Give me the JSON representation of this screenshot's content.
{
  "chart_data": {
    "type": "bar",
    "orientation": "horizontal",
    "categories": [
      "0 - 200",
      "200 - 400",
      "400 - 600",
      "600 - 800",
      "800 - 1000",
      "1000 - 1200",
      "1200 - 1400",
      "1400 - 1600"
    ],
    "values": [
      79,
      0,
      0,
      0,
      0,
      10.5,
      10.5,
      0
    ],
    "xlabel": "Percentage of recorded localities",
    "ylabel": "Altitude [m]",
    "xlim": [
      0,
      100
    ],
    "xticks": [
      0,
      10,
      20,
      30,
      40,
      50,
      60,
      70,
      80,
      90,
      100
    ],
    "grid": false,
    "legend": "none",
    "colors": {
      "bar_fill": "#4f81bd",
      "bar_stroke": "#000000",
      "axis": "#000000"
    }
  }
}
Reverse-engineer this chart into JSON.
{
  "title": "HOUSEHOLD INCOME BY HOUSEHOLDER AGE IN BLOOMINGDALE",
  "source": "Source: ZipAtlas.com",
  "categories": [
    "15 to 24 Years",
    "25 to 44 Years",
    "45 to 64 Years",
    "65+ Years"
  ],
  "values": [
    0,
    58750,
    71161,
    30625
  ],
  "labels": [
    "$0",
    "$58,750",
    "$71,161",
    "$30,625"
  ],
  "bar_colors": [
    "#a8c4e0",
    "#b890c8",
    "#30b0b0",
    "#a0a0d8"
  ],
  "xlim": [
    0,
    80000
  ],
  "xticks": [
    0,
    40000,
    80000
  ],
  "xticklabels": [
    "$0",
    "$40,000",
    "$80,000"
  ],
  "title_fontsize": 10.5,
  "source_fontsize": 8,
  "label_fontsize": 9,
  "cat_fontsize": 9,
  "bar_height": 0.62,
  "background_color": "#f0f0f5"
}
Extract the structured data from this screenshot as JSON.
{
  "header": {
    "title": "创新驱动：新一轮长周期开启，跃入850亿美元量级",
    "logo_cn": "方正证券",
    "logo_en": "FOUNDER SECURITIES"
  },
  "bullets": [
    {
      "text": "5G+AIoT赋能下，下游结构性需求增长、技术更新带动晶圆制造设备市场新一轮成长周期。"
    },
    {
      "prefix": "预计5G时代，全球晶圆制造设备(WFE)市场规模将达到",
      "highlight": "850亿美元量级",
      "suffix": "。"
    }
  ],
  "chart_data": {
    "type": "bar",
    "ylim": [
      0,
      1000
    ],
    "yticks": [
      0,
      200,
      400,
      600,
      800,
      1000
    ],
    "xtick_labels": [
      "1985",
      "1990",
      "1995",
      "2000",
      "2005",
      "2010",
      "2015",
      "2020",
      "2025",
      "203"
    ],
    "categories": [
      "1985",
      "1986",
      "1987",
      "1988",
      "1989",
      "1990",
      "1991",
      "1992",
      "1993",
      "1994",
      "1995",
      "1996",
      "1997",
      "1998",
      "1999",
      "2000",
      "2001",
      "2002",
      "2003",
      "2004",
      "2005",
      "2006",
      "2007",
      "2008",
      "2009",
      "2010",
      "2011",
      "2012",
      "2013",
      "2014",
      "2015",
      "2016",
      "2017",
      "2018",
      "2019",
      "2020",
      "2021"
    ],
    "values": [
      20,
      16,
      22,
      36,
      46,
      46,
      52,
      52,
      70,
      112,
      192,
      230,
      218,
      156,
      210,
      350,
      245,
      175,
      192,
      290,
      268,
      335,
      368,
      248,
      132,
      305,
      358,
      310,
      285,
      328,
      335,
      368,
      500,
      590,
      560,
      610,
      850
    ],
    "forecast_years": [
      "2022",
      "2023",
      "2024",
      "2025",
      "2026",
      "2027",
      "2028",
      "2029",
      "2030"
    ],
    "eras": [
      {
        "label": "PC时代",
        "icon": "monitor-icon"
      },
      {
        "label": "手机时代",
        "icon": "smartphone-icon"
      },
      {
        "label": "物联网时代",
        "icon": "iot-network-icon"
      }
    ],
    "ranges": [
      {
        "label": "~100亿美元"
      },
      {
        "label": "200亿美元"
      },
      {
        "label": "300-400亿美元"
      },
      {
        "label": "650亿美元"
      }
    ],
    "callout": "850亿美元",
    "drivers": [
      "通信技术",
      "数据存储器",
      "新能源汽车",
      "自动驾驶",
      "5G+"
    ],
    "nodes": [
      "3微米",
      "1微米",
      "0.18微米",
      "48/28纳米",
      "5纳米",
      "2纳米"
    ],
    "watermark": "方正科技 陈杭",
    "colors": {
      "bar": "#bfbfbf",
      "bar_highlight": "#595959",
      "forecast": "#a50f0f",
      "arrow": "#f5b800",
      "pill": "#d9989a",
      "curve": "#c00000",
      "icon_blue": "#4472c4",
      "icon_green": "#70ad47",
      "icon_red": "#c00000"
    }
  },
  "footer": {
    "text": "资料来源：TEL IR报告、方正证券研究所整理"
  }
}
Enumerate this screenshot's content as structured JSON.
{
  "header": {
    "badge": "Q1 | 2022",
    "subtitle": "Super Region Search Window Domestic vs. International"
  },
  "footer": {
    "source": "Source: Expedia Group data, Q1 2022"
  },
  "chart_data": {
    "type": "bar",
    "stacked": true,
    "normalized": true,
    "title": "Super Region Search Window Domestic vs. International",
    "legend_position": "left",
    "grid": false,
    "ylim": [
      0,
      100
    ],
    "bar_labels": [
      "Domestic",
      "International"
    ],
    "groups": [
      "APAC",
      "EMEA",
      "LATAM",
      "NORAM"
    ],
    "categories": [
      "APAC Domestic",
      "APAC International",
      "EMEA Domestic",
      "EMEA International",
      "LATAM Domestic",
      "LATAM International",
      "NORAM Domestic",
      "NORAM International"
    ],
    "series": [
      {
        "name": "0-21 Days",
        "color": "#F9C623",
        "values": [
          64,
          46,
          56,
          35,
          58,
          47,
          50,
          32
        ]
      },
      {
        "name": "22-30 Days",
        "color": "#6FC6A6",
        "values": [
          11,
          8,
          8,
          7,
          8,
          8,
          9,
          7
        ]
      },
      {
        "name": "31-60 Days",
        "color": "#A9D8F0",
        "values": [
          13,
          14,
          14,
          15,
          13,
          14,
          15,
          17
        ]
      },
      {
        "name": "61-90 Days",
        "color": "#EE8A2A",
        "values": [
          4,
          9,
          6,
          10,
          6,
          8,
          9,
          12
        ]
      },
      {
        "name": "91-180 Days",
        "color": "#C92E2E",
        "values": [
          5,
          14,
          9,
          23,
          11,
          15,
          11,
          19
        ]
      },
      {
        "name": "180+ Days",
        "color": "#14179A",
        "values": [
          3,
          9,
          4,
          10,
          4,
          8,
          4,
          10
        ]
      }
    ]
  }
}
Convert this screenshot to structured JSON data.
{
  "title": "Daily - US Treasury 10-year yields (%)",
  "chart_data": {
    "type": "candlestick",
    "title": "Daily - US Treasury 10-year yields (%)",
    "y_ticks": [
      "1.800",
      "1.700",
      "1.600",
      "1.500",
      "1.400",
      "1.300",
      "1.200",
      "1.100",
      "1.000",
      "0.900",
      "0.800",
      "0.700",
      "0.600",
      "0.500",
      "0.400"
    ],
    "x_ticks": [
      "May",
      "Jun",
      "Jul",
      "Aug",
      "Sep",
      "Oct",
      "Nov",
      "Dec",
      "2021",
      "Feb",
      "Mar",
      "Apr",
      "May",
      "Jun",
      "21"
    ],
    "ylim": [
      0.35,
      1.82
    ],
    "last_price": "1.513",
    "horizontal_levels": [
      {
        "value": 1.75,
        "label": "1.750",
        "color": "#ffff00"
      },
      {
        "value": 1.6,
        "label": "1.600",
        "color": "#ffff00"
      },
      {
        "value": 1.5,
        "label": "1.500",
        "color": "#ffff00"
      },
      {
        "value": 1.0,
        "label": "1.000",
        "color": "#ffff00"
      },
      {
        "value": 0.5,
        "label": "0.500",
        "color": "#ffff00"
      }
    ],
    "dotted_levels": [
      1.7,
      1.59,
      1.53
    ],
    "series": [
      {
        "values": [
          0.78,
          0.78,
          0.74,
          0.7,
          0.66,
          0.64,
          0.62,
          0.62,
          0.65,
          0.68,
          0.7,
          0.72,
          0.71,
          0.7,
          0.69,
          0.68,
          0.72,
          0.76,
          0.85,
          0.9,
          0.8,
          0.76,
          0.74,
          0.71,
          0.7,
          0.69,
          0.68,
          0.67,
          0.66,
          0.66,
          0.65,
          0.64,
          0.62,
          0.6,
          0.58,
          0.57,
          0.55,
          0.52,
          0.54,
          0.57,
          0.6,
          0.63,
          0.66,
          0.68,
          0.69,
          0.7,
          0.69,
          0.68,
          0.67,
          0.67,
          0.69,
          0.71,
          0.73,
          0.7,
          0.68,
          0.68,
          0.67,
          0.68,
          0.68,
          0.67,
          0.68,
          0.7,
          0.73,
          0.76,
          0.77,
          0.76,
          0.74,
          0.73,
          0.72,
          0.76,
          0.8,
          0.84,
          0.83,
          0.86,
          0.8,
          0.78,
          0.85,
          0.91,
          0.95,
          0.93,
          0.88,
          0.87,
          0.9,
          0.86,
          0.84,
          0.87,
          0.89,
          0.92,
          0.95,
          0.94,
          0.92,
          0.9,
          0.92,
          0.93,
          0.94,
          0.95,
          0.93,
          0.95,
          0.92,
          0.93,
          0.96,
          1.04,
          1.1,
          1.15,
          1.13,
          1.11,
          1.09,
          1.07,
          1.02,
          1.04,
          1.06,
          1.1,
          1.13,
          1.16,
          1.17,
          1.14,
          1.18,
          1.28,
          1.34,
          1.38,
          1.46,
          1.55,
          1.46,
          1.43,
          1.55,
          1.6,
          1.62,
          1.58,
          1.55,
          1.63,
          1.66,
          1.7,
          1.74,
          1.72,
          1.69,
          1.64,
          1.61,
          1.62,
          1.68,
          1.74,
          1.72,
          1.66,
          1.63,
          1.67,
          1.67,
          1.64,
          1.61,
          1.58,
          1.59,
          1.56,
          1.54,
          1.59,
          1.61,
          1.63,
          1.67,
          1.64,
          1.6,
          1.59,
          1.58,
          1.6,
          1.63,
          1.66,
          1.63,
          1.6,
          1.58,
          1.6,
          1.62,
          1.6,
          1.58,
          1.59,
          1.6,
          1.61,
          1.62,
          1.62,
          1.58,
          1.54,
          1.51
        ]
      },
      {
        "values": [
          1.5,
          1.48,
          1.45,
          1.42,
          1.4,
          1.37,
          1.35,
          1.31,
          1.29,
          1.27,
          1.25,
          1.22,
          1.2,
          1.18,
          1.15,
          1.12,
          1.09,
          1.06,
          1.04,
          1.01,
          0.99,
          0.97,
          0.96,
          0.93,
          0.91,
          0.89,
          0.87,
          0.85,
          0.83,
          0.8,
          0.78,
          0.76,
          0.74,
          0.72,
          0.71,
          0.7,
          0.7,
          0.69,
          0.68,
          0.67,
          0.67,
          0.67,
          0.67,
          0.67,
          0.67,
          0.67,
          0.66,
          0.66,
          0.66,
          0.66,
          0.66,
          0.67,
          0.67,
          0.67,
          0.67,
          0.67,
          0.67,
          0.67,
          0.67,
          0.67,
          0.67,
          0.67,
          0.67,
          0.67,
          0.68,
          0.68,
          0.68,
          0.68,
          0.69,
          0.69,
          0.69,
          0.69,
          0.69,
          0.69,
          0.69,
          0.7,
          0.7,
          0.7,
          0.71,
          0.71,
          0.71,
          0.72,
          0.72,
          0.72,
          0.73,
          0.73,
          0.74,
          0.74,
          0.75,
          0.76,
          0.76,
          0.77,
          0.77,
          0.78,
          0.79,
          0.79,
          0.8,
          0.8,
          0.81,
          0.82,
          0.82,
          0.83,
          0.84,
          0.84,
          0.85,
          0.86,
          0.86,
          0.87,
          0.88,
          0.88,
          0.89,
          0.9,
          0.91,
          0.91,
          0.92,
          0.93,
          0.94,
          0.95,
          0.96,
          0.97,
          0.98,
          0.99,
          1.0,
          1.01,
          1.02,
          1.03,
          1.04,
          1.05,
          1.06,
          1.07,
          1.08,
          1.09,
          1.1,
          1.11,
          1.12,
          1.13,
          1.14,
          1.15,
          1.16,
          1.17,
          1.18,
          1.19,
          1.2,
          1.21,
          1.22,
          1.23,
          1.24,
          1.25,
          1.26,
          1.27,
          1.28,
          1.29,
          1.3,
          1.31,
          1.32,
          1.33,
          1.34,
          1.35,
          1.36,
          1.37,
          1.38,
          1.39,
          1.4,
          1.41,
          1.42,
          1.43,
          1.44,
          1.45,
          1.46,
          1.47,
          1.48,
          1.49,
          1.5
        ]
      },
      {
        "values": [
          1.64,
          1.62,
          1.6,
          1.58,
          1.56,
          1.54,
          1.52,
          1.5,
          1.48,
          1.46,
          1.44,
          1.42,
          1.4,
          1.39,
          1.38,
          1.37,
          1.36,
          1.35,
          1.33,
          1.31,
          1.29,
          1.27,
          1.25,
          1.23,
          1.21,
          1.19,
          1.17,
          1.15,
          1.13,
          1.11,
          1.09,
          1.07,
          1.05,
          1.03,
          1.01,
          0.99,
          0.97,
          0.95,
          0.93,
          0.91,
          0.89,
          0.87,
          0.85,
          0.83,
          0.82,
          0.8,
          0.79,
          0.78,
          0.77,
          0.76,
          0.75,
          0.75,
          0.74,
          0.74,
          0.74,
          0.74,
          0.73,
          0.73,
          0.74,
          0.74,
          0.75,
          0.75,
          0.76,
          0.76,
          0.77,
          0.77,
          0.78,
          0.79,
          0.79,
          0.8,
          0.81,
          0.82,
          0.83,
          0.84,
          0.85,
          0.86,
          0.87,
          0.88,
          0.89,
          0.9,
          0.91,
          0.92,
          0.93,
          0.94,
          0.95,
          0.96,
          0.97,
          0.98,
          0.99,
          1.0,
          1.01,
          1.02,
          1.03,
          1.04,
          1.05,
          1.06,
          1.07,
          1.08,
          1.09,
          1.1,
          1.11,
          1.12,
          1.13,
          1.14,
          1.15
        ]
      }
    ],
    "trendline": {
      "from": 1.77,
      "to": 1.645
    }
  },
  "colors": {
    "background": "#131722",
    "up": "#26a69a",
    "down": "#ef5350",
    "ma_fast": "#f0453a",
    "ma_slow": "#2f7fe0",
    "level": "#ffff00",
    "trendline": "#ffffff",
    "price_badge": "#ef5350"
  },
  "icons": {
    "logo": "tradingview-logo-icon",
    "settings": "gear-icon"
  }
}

=====

• [Exercise details]
Pick out every line above that contains the word "Days" and copy it.

• [Result of the exercise]
        "name": "0-21 Days",
        "name": "22-30 Days",
        "name": "31-60 Days",
        "name": "61-90 Days",
        "name": "91-180 Days",
        "name": "180+ Days",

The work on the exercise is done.